* _TASK REQUIREMENTS_
Copy all records verbatim.
-- Start EXERCISE INPUT --
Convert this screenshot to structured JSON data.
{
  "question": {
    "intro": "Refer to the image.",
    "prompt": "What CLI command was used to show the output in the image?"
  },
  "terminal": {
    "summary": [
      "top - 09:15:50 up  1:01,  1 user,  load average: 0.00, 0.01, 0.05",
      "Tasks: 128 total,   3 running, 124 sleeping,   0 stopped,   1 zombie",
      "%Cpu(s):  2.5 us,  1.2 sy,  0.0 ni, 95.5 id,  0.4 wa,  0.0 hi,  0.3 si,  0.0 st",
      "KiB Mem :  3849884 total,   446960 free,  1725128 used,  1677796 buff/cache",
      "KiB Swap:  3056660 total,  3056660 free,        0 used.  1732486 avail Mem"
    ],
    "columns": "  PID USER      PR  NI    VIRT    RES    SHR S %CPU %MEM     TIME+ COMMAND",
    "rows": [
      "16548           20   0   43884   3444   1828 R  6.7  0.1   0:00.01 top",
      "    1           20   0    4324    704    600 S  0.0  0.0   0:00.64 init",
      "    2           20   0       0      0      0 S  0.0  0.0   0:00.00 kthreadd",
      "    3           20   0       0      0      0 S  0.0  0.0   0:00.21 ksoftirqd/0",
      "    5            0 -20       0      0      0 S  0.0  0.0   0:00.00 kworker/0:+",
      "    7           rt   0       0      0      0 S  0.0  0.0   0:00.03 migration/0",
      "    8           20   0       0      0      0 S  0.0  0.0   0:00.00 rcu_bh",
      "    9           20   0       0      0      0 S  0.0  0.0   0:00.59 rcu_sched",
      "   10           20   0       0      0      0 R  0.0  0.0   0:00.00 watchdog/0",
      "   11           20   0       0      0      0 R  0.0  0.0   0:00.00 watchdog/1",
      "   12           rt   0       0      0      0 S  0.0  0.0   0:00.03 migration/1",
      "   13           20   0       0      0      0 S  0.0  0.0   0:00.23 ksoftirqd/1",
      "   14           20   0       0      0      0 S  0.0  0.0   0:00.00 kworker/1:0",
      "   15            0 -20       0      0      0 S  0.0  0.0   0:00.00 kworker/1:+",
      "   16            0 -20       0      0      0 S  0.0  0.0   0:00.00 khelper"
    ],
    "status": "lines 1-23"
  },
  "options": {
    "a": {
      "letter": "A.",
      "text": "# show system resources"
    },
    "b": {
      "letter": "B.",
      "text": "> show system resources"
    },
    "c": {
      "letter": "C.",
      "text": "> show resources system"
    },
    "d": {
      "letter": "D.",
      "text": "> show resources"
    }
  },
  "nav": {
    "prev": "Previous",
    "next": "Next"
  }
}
-- End EXERCISE INPUT --
* _TASK RESULT_
Convert this screenshot to structured JSON data.
{
  "question": {
    "intro": "Refer to the image.",
    "prompt": "What CLI command was used to show the output in the image?"
  },
  "terminal": {
    "summary": [
      "top - 09:15:50 up  1:01,  1 user,  load average: 0.00, 0.01, 0.05",
      "Tasks: 128 total,   3 running, 124 sleeping,   0 stopped,   1 zombie",
      "%Cpu(s):  2.5 us,  1.2 sy,  0.0 ni, 95.5 id,  0.4 wa,  0.0 hi,  0.3 si,  0.0 st",
      "KiB Mem :  3849884 total,   446960 free,  1725128 used,  1677796 buff/cache",
      "KiB Swap:  3056660 total,  3056660 free,        0 used.  1732486 avail Mem"
    ],
    "columns": "  PID USER      PR  NI    VIRT    RES    SHR S %CPU %MEM     TIME+ COMMAND",
    "rows": [
      "16548           20   0   43884   3444   1828 R  6.7  0.1   0:00.01 top",
      "    1           20   0    4324    704    600 S  0.0  0.0   0:00.64 init",
      "    2           20   0       0      0      0 S  0.0  0.0   0:00.00 kthreadd",
      "    3           20   0       0      0      0 S  0.0  0.0   0:00.21 ksoftirqd/0",
      "    5            0 -20       0      0      0 S  0.0  0.0   0:00.00 kworker/0:+",
      "    7           rt   0       0      0      0 S  0.0  0.0   0:00.03 migration/0",
      "    8           20   0       0      0      0 S  0.0  0.0   0:00.00 rcu_bh",
      "    9           20   0       0      0      0 S  0.0  0.0   0:00.59 rcu_sched",
      "   10           20   0       0      0      0 R  0.0  0.0   0:00.00 watchdog/0",
      "   11           20   0       0      0      0 R  0.0  0.0   0:00.00 watchdog/1",
      "   12           rt   0       0      0      0 S  0.0  0.0   0:00.03 migration/1",
      "   13           20   0       0      0      0 S  0.0  0.0   0:00.23 ksoftirqd/1",
      "   14           20   0       0      0      0 S  0.0  0.0   0:00.00 kworker/1:0",
      "   15            0 -20       0      0      0 S  0.0  0.0   0:00.00 kworker/1:+",
      "   16            0 -20       0      0      0 S  0.0  0.0   0:00.00 khelper"
    ],
    "status": "lines 1-23"
  },
  "options": {
    "a": {
      "letter": "A.",
      "text": "# show system resources"
    },
    "b": {
      "letter": "B.",
      "text": "> show system resources"
    },
    "c": {
      "letter": "C.",
      "text": "> show resources system"
    },
    "d": {
      "letter": "D.",
      "text": "> show resources"
    }
  },
  "nav": {
    "prev": "Previous",
    "next": "Next"
  }
}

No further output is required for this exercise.